* [WHAT YOU WILL DO]
The word "light" may appear in lines of the data; say how many such lines there are, with nothing beyond the number.

Items from a data source:
····················

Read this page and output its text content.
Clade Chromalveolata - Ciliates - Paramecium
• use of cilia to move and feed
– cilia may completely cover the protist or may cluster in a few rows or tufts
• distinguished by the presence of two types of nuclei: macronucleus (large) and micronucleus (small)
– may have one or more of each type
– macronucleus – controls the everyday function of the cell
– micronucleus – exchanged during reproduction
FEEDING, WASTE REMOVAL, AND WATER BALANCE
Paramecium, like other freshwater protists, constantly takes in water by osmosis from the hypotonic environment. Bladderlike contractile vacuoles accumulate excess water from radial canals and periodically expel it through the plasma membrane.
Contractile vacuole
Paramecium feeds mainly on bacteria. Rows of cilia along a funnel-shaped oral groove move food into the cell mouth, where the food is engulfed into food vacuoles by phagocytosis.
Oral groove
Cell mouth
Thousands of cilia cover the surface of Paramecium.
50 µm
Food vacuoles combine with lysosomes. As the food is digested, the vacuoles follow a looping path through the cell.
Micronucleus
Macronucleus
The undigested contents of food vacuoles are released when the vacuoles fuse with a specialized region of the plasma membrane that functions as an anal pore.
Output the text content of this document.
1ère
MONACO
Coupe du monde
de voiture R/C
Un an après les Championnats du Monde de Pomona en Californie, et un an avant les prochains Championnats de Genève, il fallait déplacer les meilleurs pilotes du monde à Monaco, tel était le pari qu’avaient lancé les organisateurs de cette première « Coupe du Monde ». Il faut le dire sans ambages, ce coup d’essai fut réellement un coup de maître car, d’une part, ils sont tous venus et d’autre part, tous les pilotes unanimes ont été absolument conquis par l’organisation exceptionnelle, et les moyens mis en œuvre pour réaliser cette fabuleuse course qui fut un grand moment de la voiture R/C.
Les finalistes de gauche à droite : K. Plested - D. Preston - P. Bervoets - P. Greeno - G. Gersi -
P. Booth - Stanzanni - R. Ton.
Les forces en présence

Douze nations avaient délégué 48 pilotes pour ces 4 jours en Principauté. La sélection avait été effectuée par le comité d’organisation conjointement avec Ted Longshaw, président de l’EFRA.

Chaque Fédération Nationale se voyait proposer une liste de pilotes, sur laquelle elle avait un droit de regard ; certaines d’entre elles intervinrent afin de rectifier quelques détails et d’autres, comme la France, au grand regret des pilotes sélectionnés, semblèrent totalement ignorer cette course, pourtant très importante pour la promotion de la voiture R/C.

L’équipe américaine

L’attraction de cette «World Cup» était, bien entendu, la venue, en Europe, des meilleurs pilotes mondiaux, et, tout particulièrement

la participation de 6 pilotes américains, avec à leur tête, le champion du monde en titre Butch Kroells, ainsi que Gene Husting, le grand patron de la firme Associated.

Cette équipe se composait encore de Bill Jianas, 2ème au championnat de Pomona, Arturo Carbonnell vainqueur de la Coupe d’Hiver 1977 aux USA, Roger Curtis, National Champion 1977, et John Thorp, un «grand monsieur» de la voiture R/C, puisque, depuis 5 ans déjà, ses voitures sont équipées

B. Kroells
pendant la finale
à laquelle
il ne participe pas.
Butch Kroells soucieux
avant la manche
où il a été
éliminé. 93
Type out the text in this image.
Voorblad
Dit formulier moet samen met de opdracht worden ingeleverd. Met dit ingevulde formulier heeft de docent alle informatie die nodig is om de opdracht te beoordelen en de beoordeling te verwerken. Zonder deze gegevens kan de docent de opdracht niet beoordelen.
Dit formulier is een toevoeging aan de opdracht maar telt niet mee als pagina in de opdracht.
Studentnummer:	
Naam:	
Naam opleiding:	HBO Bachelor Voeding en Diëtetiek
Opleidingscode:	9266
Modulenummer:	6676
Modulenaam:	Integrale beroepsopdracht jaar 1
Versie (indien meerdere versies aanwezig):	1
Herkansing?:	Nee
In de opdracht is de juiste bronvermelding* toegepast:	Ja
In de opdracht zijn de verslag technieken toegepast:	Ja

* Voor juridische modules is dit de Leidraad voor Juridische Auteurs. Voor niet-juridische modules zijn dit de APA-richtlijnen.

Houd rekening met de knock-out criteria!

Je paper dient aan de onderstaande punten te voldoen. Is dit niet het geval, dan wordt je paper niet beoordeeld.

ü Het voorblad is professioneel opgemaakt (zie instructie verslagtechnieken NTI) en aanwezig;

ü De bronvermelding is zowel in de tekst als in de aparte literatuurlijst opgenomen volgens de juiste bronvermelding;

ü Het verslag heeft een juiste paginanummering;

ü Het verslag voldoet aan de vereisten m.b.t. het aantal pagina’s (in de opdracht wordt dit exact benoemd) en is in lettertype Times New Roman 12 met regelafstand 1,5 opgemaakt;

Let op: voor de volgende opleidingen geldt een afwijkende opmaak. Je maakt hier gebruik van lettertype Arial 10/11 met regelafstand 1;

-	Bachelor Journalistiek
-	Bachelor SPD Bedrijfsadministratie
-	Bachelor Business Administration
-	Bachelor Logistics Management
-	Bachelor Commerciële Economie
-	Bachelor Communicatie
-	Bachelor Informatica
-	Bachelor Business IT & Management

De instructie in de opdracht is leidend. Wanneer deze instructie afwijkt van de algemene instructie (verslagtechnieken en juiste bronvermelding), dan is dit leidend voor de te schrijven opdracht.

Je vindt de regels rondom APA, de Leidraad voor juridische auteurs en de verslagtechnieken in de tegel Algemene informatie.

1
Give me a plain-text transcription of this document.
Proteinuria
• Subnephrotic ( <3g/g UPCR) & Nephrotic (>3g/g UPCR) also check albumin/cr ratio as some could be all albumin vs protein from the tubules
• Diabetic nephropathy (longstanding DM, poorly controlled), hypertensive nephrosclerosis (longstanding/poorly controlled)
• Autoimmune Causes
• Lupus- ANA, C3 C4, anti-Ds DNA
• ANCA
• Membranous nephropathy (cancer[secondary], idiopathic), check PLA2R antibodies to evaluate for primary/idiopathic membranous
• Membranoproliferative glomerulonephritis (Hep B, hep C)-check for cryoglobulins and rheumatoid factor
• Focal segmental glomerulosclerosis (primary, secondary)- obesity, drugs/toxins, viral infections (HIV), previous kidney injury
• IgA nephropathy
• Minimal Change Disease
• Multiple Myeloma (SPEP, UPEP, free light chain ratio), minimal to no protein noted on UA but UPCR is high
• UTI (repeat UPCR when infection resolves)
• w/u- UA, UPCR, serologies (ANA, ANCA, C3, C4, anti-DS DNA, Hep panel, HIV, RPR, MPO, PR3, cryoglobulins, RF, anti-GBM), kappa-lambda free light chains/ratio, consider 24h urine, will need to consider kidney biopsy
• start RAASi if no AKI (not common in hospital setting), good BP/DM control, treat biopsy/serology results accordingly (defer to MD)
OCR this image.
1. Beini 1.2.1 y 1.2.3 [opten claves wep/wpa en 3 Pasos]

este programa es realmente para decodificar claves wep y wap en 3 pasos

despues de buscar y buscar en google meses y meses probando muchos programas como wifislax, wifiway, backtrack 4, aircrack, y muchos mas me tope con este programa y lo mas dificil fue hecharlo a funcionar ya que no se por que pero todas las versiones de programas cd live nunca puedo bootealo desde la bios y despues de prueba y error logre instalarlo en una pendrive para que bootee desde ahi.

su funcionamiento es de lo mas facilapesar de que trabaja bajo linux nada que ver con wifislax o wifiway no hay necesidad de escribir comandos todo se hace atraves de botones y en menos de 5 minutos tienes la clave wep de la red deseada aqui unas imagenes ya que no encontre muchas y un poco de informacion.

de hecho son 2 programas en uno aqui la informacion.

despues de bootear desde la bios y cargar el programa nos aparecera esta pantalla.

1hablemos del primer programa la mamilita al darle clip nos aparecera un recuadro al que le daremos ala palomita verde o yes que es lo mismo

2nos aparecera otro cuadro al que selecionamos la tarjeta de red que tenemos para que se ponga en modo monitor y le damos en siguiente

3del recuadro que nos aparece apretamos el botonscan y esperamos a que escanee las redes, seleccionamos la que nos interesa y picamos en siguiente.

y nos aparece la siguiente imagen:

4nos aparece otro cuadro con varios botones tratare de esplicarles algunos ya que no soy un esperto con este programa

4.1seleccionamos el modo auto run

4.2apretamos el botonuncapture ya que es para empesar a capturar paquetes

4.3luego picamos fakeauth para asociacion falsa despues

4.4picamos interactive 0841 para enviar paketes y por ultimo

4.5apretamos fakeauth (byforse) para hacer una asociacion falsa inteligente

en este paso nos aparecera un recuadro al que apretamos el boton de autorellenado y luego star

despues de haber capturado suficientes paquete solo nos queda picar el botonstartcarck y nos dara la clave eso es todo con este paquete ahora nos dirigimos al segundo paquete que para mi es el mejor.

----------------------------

····················

* [SOLVED PROBLEM]
2